(Dataset records on visual material)
* start *

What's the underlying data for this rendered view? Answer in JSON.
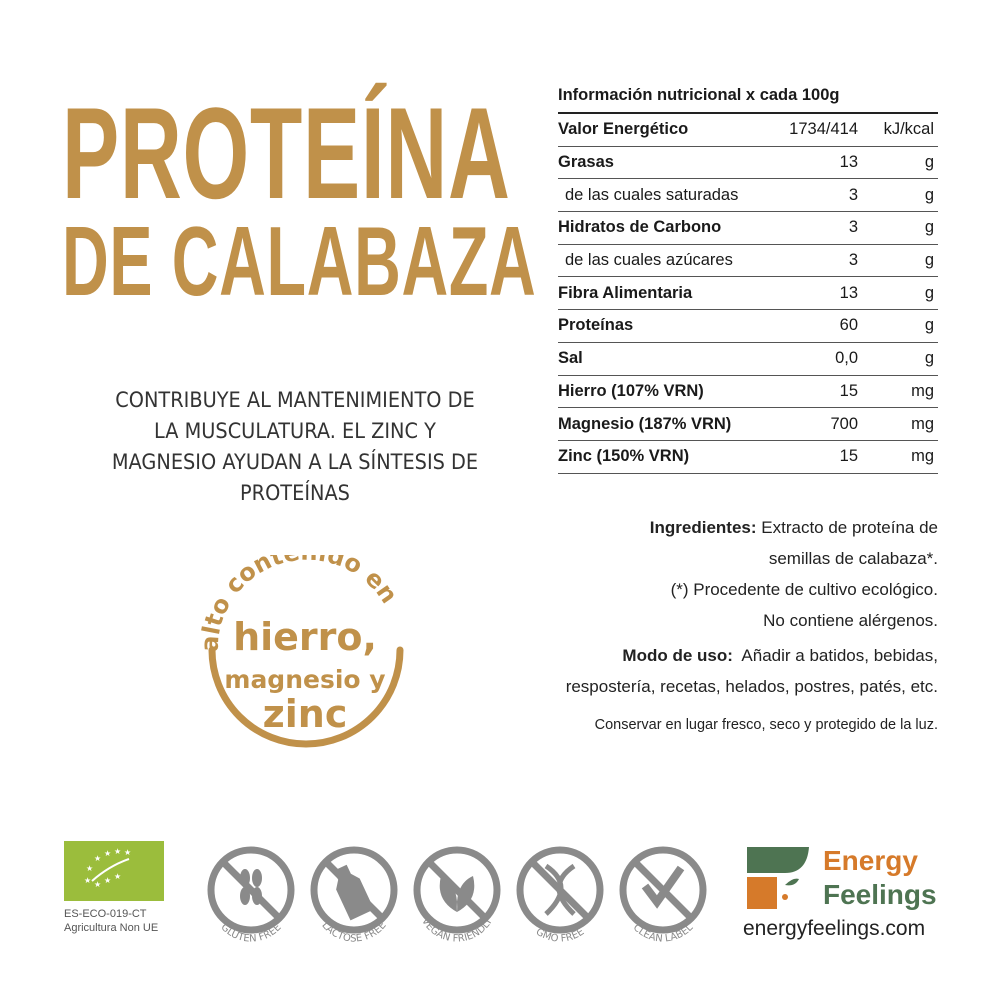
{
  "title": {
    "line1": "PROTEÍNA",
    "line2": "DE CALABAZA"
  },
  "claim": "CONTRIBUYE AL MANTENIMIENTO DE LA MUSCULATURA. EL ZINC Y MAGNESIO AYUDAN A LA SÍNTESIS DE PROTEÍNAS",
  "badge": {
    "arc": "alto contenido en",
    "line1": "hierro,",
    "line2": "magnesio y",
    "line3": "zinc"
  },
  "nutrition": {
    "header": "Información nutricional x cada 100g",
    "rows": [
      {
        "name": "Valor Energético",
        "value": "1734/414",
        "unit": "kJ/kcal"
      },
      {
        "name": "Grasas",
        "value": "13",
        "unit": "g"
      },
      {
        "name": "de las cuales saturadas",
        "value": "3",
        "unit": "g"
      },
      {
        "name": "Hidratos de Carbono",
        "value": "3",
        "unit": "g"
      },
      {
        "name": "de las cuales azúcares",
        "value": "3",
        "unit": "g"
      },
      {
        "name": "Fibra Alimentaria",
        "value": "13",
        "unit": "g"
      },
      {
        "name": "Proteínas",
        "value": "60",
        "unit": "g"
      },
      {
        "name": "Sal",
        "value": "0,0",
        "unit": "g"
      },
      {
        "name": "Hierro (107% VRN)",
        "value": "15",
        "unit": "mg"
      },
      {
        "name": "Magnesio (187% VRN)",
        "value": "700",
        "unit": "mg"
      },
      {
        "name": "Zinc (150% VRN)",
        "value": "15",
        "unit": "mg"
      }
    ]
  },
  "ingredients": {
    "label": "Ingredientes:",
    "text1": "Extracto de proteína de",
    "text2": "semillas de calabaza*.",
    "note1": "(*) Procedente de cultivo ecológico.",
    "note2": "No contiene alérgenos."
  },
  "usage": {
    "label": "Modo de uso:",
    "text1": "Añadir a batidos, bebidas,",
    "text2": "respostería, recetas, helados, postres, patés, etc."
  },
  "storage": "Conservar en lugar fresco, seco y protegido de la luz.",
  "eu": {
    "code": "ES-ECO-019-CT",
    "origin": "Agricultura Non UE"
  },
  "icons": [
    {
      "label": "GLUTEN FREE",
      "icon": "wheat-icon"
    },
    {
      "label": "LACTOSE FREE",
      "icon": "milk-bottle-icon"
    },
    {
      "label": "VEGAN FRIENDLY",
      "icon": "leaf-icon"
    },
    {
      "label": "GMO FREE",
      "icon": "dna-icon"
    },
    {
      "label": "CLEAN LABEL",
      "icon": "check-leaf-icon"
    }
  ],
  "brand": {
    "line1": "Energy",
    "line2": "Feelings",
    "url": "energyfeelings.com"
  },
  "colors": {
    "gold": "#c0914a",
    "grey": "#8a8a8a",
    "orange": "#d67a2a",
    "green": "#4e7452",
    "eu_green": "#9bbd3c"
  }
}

* end *

▶ REQUIRED WORK: Print each line of the material above exactly, with the pictures removed from your copy.

▶ COMPLETE RESPONSE:
What's the underlying data for this rendered view? Answer in JSON.
{
  "title": {
    "line1": "PROTEÍNA",
    "line2": "DE CALABAZA"
  },
  "claim": "CONTRIBUYE AL MANTENIMIENTO DE LA MUSCULATURA. EL ZINC Y MAGNESIO AYUDAN A LA SÍNTESIS DE PROTEÍNAS",
  "badge": {
    "arc": "alto contenido en",
    "line1": "hierro,",
    "line2": "magnesio y",
    "line3": "zinc"
  },
  "nutrition": {
    "header": "Información nutricional x cada 100g",
    "rows": [
      {
        "name": "Valor Energético",
        "value": "1734/414",
        "unit": "kJ/kcal"
      },
      {
        "name": "Grasas",
        "value": "13",
        "unit": "g"
      },
      {
        "name": "de las cuales saturadas",
        "value": "3",
        "unit": "g"
      },
      {
        "name": "Hidratos de Carbono",
        "value": "3",
        "unit": "g"
      },
      {
        "name": "de las cuales azúcares",
        "value": "3",
        "unit": "g"
      },
      {
        "name": "Fibra Alimentaria",
        "value": "13",
        "unit": "g"
      },
      {
        "name": "Proteínas",
        "value": "60",
        "unit": "g"
      },
      {
        "name": "Sal",
        "value": "0,0",
        "unit": "g"
      },
      {
        "name": "Hierro (107% VRN)",
        "value": "15",
        "unit": "mg"
      },
      {
        "name": "Magnesio (187% VRN)",
        "value": "700",
        "unit": "mg"
      },
      {
        "name": "Zinc (150% VRN)",
        "value": "15",
        "unit": "mg"
      }
    ]
  },
  "ingredients": {
    "label": "Ingredientes:",
    "text1": "Extracto de proteína de",
    "text2": "semillas de calabaza*.",
    "note1": "(*) Procedente de cultivo ecológico.",
    "note2": "No contiene alérgenos."
  },
  "usage": {
    "label": "Modo de uso:",
    "text1": "Añadir a batidos, bebidas,",
    "text2": "respostería, recetas, helados, postres, patés, etc."
  },
  "storage": "Conservar en lugar fresco, seco y protegido de la luz.",
  "eu": {
    "code": "ES-ECO-019-CT",
    "origin": "Agricultura Non UE"
  },
  "icons": [
    {
      "label": "GLUTEN FREE",
      "icon": "wheat-icon"
    },
    {
      "label": "LACTOSE FREE",
      "icon": "milk-bottle-icon"
    },
    {
      "label": "VEGAN FRIENDLY",
      "icon": "leaf-icon"
    },
    {
      "label": "GMO FREE",
      "icon": "dna-icon"
    },
    {
      "label": "CLEAN LABEL",
      "icon": "check-leaf-icon"
    }
  ],
  "brand": {
    "line1": "Energy",
    "line2": "Feelings",
    "url": "energyfeelings.com"
  },
  "colors": {
    "gold": "#c0914a",
    "grey": "#8a8a8a",
    "orange": "#d67a2a",
    "green": "#4e7452",
    "eu_green": "#9bbd3c"
  }
}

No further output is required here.